→ **Data excerpts**
** BEGIN **
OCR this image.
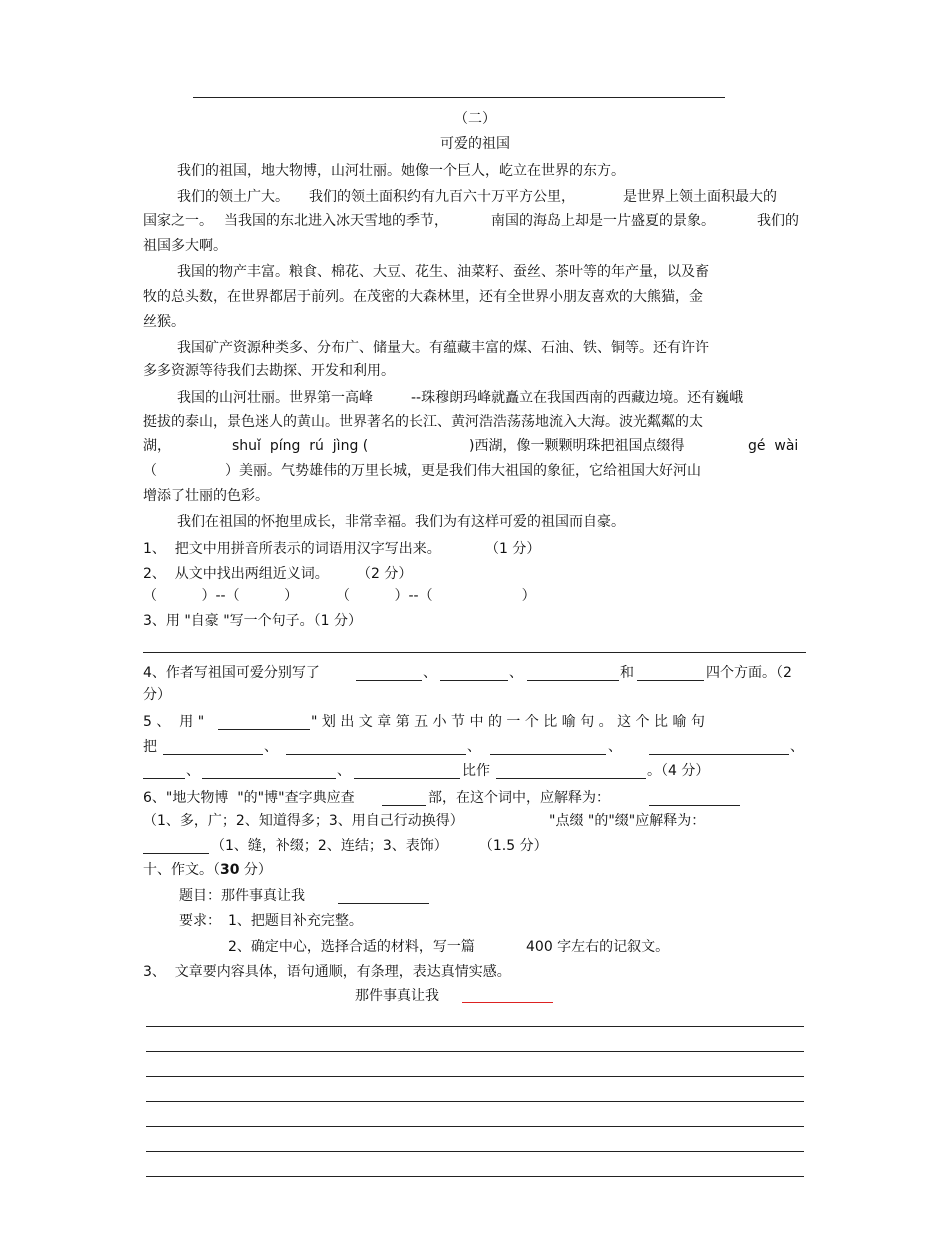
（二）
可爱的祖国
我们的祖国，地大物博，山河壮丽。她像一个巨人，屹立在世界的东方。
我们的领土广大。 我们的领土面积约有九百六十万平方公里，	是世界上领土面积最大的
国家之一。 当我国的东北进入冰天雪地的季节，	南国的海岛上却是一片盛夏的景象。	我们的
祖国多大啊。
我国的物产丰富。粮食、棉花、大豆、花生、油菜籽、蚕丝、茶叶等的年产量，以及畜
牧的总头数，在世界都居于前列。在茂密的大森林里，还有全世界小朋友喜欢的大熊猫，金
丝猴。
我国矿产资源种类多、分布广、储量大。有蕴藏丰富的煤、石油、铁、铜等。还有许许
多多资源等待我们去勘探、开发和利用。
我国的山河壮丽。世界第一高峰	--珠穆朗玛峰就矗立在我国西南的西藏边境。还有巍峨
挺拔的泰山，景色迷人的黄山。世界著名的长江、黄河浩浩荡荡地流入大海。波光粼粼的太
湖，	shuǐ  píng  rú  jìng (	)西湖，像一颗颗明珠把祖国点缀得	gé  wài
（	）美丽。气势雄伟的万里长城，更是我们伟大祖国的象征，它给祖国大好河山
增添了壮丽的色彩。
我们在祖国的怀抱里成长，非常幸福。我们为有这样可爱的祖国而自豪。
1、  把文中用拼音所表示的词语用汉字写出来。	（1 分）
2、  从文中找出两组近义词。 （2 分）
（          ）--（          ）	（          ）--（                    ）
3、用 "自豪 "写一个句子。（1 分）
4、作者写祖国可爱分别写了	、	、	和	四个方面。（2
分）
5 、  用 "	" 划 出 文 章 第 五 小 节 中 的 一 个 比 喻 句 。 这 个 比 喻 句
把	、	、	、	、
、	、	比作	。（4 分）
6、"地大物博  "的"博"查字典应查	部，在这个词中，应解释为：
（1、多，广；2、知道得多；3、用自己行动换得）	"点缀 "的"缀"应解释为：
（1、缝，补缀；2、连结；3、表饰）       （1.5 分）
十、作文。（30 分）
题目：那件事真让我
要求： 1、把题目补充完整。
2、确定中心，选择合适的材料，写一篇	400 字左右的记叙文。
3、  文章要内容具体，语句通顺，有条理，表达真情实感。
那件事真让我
** END **
** BEGIN **
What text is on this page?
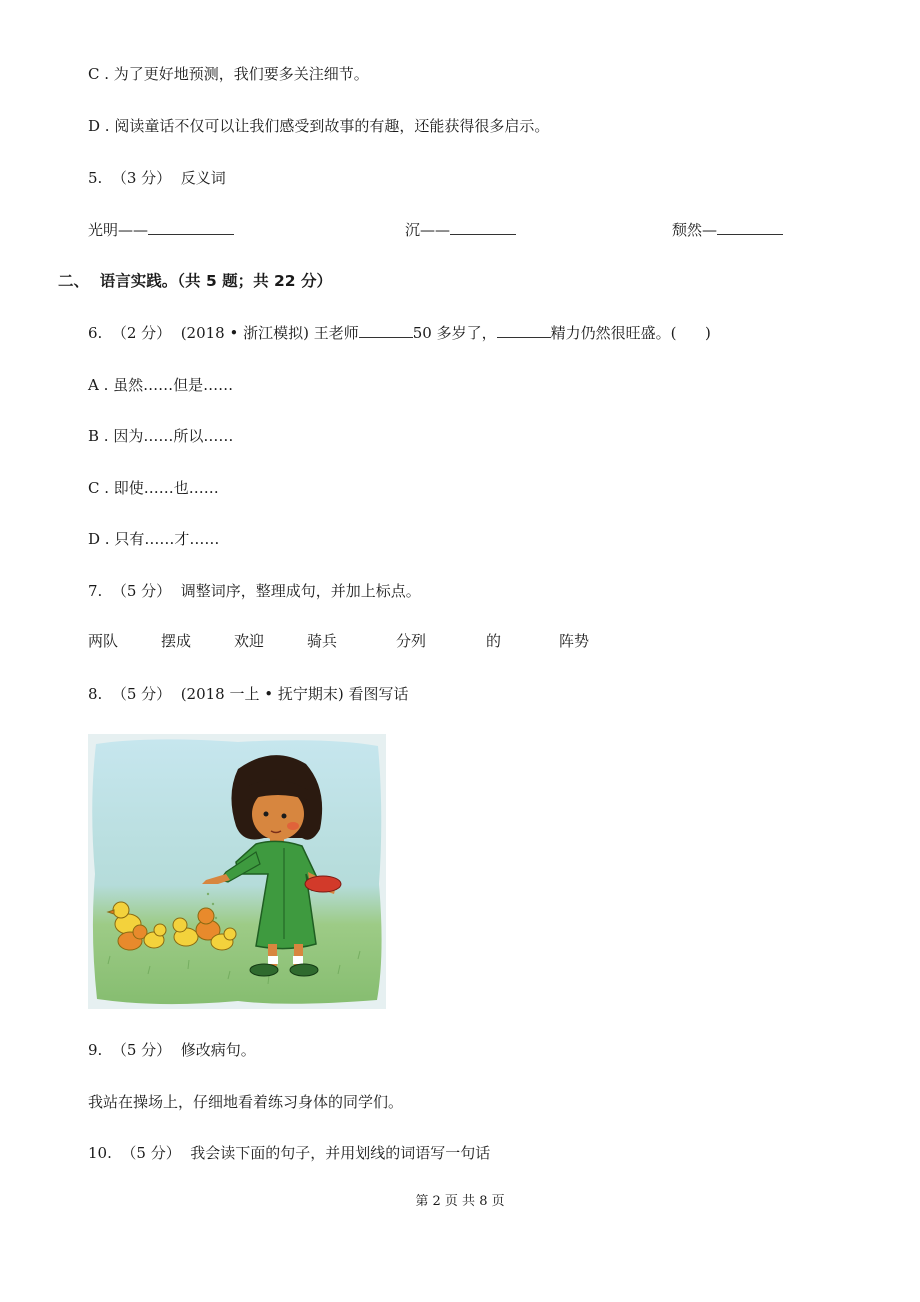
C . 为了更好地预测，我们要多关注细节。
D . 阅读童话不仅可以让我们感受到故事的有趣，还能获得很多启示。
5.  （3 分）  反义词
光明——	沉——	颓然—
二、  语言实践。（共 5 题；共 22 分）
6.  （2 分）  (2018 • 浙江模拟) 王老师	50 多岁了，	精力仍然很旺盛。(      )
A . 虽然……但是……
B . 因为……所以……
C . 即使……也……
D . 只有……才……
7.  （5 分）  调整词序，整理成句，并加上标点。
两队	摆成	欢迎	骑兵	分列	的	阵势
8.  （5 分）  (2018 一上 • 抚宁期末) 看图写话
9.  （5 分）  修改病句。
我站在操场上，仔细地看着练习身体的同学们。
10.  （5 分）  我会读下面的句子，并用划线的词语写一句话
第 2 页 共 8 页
** END **
→ **Task**
Search the entries for the word "this" and gather every line where it appears.

→ **The output**
OCR this image.
What text is on this page?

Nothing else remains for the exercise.